§ **Given instruction**:
The data below should be restated word for word, with every picture omitted.

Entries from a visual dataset
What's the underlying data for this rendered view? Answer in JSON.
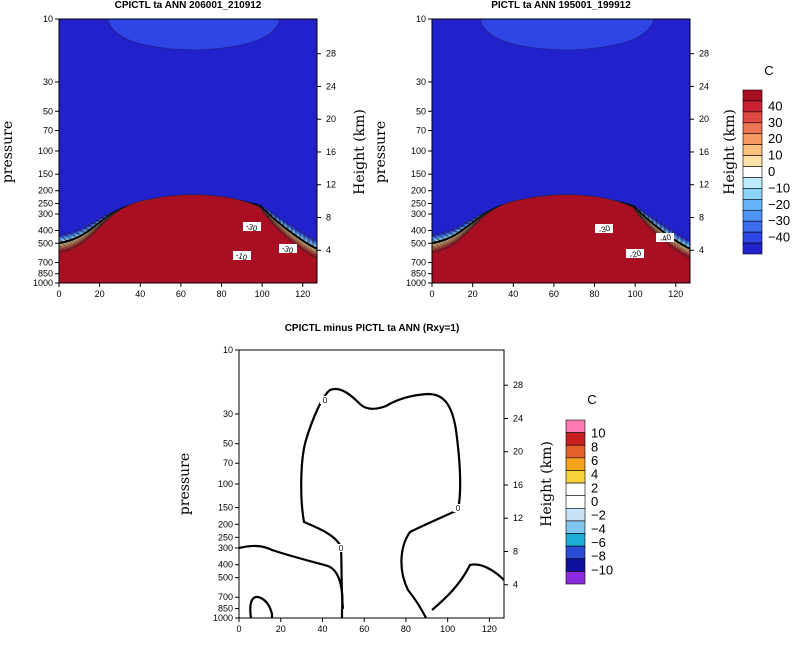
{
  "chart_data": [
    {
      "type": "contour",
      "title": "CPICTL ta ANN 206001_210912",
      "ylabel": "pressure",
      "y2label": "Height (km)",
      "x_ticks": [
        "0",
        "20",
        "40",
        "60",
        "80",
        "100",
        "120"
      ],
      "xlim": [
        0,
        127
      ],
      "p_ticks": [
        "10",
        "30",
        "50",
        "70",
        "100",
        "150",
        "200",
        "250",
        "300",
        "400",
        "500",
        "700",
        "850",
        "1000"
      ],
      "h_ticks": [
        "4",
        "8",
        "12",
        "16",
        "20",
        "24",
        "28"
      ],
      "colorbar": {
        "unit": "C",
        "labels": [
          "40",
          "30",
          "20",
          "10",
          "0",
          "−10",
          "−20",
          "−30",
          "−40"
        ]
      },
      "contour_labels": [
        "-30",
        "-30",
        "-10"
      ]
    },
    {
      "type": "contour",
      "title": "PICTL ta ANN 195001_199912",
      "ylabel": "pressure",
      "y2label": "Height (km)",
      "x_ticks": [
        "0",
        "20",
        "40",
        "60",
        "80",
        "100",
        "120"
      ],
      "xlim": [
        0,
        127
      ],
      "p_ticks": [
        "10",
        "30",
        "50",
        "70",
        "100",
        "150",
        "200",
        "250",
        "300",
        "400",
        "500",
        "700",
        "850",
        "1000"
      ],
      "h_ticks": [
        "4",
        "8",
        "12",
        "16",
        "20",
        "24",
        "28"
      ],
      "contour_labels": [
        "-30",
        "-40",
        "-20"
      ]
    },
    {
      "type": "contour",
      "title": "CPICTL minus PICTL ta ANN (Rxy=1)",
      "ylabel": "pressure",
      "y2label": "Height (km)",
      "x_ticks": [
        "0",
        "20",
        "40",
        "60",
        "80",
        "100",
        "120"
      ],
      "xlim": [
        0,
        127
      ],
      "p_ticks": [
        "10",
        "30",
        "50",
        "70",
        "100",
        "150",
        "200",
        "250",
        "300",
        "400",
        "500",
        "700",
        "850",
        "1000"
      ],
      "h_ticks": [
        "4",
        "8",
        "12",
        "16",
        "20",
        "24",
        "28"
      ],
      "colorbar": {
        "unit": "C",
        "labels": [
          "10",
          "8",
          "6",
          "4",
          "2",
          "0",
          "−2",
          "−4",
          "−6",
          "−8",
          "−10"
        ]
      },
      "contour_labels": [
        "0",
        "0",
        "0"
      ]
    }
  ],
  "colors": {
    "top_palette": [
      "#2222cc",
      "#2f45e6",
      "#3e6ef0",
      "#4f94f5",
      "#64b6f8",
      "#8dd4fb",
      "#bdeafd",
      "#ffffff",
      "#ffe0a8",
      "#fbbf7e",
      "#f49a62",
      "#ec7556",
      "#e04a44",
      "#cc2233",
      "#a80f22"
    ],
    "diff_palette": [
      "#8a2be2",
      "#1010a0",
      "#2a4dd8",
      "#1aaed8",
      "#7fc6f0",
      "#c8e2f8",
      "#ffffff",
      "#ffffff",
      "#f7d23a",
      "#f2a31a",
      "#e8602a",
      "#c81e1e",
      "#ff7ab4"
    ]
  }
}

§ **Answer below**:
What's the underlying data for this rendered view? Answer in JSON.
{
  "chart_data": [
    {
      "type": "contour",
      "title": "CPICTL ta ANN 206001_210912",
      "ylabel": "pressure",
      "y2label": "Height (km)",
      "x_ticks": [
        "0",
        "20",
        "40",
        "60",
        "80",
        "100",
        "120"
      ],
      "xlim": [
        0,
        127
      ],
      "p_ticks": [
        "10",
        "30",
        "50",
        "70",
        "100",
        "150",
        "200",
        "250",
        "300",
        "400",
        "500",
        "700",
        "850",
        "1000"
      ],
      "h_ticks": [
        "4",
        "8",
        "12",
        "16",
        "20",
        "24",
        "28"
      ],
      "colorbar": {
        "unit": "C",
        "labels": [
          "40",
          "30",
          "20",
          "10",
          "0",
          "−10",
          "−20",
          "−30",
          "−40"
        ]
      },
      "contour_labels": [
        "-30",
        "-30",
        "-10"
      ]
    },
    {
      "type": "contour",
      "title": "PICTL ta ANN 195001_199912",
      "ylabel": "pressure",
      "y2label": "Height (km)",
      "x_ticks": [
        "0",
        "20",
        "40",
        "60",
        "80",
        "100",
        "120"
      ],
      "xlim": [
        0,
        127
      ],
      "p_ticks": [
        "10",
        "30",
        "50",
        "70",
        "100",
        "150",
        "200",
        "250",
        "300",
        "400",
        "500",
        "700",
        "850",
        "1000"
      ],
      "h_ticks": [
        "4",
        "8",
        "12",
        "16",
        "20",
        "24",
        "28"
      ],
      "contour_labels": [
        "-30",
        "-40",
        "-20"
      ]
    },
    {
      "type": "contour",
      "title": "CPICTL minus PICTL ta ANN (Rxy=1)",
      "ylabel": "pressure",
      "y2label": "Height (km)",
      "x_ticks": [
        "0",
        "20",
        "40",
        "60",
        "80",
        "100",
        "120"
      ],
      "xlim": [
        0,
        127
      ],
      "p_ticks": [
        "10",
        "30",
        "50",
        "70",
        "100",
        "150",
        "200",
        "250",
        "300",
        "400",
        "500",
        "700",
        "850",
        "1000"
      ],
      "h_ticks": [
        "4",
        "8",
        "12",
        "16",
        "20",
        "24",
        "28"
      ],
      "colorbar": {
        "unit": "C",
        "labels": [
          "10",
          "8",
          "6",
          "4",
          "2",
          "0",
          "−2",
          "−4",
          "−6",
          "−8",
          "−10"
        ]
      },
      "contour_labels": [
        "0",
        "0",
        "0"
      ]
    }
  ],
  "colors": {
    "top_palette": [
      "#2222cc",
      "#2f45e6",
      "#3e6ef0",
      "#4f94f5",
      "#64b6f8",
      "#8dd4fb",
      "#bdeafd",
      "#ffffff",
      "#ffe0a8",
      "#fbbf7e",
      "#f49a62",
      "#ec7556",
      "#e04a44",
      "#cc2233",
      "#a80f22"
    ],
    "diff_palette": [
      "#8a2be2",
      "#1010a0",
      "#2a4dd8",
      "#1aaed8",
      "#7fc6f0",
      "#c8e2f8",
      "#ffffff",
      "#ffffff",
      "#f7d23a",
      "#f2a31a",
      "#e8602a",
      "#c81e1e",
      "#ff7ab4"
    ]
  }
}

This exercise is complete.